* What to produce *
Please print all of the material below, word for word.

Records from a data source
__________________________________________________

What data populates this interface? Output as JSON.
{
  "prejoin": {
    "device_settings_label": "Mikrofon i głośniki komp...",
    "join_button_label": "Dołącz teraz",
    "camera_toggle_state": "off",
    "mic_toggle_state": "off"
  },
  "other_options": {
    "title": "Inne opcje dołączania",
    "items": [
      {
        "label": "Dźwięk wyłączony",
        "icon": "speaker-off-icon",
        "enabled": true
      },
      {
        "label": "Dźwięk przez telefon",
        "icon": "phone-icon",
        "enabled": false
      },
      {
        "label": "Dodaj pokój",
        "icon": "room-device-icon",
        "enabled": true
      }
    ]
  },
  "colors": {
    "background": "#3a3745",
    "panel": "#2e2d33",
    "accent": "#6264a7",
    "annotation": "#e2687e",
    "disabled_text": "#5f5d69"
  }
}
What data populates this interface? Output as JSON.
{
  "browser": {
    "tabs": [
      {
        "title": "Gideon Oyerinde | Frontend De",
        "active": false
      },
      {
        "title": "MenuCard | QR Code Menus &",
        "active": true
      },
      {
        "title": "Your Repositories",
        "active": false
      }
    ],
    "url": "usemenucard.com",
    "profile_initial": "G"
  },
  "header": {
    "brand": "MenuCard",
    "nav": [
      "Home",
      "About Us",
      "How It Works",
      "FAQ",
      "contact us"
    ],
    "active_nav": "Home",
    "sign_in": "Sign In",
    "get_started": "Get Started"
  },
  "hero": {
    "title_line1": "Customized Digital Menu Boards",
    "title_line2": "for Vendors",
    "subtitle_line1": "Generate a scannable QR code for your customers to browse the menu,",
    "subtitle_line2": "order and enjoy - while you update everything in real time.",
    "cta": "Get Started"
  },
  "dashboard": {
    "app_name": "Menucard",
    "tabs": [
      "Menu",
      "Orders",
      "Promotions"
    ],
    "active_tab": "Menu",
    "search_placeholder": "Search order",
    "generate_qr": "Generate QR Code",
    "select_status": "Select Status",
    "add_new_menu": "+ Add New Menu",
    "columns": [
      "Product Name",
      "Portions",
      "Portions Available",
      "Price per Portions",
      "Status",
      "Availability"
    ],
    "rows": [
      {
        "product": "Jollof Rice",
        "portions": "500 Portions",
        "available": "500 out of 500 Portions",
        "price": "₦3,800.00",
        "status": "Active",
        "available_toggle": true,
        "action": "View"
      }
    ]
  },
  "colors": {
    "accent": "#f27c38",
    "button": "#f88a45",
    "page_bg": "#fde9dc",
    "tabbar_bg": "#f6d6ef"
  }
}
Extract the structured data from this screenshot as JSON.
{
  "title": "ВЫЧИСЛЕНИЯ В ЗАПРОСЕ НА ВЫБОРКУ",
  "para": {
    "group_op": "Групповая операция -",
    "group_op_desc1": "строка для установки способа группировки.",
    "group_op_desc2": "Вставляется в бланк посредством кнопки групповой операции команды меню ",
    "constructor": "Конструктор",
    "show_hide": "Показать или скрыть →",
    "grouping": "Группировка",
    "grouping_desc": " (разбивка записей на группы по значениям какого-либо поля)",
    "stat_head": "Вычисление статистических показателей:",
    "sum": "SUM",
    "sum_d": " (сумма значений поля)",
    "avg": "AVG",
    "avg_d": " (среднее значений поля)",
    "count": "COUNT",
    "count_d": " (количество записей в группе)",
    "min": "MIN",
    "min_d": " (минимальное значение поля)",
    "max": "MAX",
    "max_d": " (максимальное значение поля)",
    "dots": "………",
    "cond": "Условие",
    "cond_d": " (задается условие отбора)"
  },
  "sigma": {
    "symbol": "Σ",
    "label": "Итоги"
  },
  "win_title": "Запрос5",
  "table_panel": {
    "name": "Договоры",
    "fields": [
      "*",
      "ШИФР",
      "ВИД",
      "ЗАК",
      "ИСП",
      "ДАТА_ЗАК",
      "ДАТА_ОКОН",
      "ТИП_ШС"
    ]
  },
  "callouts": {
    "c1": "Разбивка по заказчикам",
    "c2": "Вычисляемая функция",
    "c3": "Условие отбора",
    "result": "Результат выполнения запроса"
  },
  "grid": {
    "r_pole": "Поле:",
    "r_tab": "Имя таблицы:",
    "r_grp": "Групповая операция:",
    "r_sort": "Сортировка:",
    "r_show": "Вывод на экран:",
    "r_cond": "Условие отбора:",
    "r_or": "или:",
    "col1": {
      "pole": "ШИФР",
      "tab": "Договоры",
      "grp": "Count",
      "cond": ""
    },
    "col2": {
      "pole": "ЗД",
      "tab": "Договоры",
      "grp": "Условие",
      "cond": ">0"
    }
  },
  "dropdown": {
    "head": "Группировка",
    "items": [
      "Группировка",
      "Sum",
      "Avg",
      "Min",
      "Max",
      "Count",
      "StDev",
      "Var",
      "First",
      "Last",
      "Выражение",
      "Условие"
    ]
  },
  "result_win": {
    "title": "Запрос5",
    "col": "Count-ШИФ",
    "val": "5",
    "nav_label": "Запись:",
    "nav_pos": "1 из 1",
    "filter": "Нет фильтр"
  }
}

__________________________________________________

* Right answer *
What data populates this interface? Output as JSON.
{
  "prejoin": {
    "device_settings_label": "Mikrofon i głośniki komp...",
    "join_button_label": "Dołącz teraz",
    "camera_toggle_state": "off",
    "mic_toggle_state": "off"
  },
  "other_options": {
    "title": "Inne opcje dołączania",
    "items": [
      {
        "label": "Dźwięk wyłączony",
        "icon": "speaker-off-icon",
        "enabled": true
      },
      {
        "label": "Dźwięk przez telefon",
        "icon": "phone-icon",
        "enabled": false
      },
      {
        "label": "Dodaj pokój",
        "icon": "room-device-icon",
        "enabled": true
      }
    ]
  },
  "colors": {
    "background": "#3a3745",
    "panel": "#2e2d33",
    "accent": "#6264a7",
    "annotation": "#e2687e",
    "disabled_text": "#5f5d69"
  }
}
What data populates this interface? Output as JSON.
{
  "browser": {
    "tabs": [
      {
        "title": "Gideon Oyerinde | Frontend De",
        "active": false
      },
      {
        "title": "MenuCard | QR Code Menus &",
        "active": true
      },
      {
        "title": "Your Repositories",
        "active": false
      }
    ],
    "url": "usemenucard.com",
    "profile_initial": "G"
  },
  "header": {
    "brand": "MenuCard",
    "nav": [
      "Home",
      "About Us",
      "How It Works",
      "FAQ",
      "contact us"
    ],
    "active_nav": "Home",
    "sign_in": "Sign In",
    "get_started": "Get Started"
  },
  "hero": {
    "title_line1": "Customized Digital Menu Boards",
    "title_line2": "for Vendors",
    "subtitle_line1": "Generate a scannable QR code for your customers to browse the menu,",
    "subtitle_line2": "order and enjoy - while you update everything in real time.",
    "cta": "Get Started"
  },
  "dashboard": {
    "app_name": "Menucard",
    "tabs": [
      "Menu",
      "Orders",
      "Promotions"
    ],
    "active_tab": "Menu",
    "search_placeholder": "Search order",
    "generate_qr": "Generate QR Code",
    "select_status": "Select Status",
    "add_new_menu": "+ Add New Menu",
    "columns": [
      "Product Name",
      "Portions",
      "Portions Available",
      "Price per Portions",
      "Status",
      "Availability"
    ],
    "rows": [
      {
        "product": "Jollof Rice",
        "portions": "500 Portions",
        "available": "500 out of 500 Portions",
        "price": "₦3,800.00",
        "status": "Active",
        "available_toggle": true,
        "action": "View"
      }
    ]
  },
  "colors": {
    "accent": "#f27c38",
    "button": "#f88a45",
    "page_bg": "#fde9dc",
    "tabbar_bg": "#f6d6ef"
  }
}
Extract the structured data from this screenshot as JSON.
{
  "title": "ВЫЧИСЛЕНИЯ В ЗАПРОСЕ НА ВЫБОРКУ",
  "para": {
    "group_op": "Групповая операция -",
    "group_op_desc1": "строка для установки способа группировки.",
    "group_op_desc2": "Вставляется в бланк посредством кнопки групповой операции команды меню ",
    "constructor": "Конструктор",
    "show_hide": "Показать или скрыть →",
    "grouping": "Группировка",
    "grouping_desc": " (разбивка записей на группы по значениям какого-либо поля)",
    "stat_head": "Вычисление статистических показателей:",
    "sum": "SUM",
    "sum_d": " (сумма значений поля)",
    "avg": "AVG",
    "avg_d": " (среднее значений поля)",
    "count": "COUNT",
    "count_d": " (количество записей в группе)",
    "min": "MIN",
    "min_d": " (минимальное значение поля)",
    "max": "MAX",
    "max_d": " (максимальное значение поля)",
    "dots": "………",
    "cond": "Условие",
    "cond_d": " (задается условие отбора)"
  },
  "sigma": {
    "symbol": "Σ",
    "label": "Итоги"
  },
  "win_title": "Запрос5",
  "table_panel": {
    "name": "Договоры",
    "fields": [
      "*",
      "ШИФР",
      "ВИД",
      "ЗАК",
      "ИСП",
      "ДАТА_ЗАК",
      "ДАТА_ОКОН",
      "ТИП_ШС"
    ]
  },
  "callouts": {
    "c1": "Разбивка по заказчикам",
    "c2": "Вычисляемая функция",
    "c3": "Условие отбора",
    "result": "Результат выполнения запроса"
  },
  "grid": {
    "r_pole": "Поле:",
    "r_tab": "Имя таблицы:",
    "r_grp": "Групповая операция:",
    "r_sort": "Сортировка:",
    "r_show": "Вывод на экран:",
    "r_cond": "Условие отбора:",
    "r_or": "или:",
    "col1": {
      "pole": "ШИФР",
      "tab": "Договоры",
      "grp": "Count",
      "cond": ""
    },
    "col2": {
      "pole": "ЗД",
      "tab": "Договоры",
      "grp": "Условие",
      "cond": ">0"
    }
  },
  "dropdown": {
    "head": "Группировка",
    "items": [
      "Группировка",
      "Sum",
      "Avg",
      "Min",
      "Max",
      "Count",
      "StDev",
      "Var",
      "First",
      "Last",
      "Выражение",
      "Условие"
    ]
  },
  "result_win": {
    "title": "Запрос5",
    "col": "Count-ШИФ",
    "val": "5",
    "nav_label": "Запись:",
    "nav_pos": "1 из 1",
    "filter": "Нет фильтр"
  }
}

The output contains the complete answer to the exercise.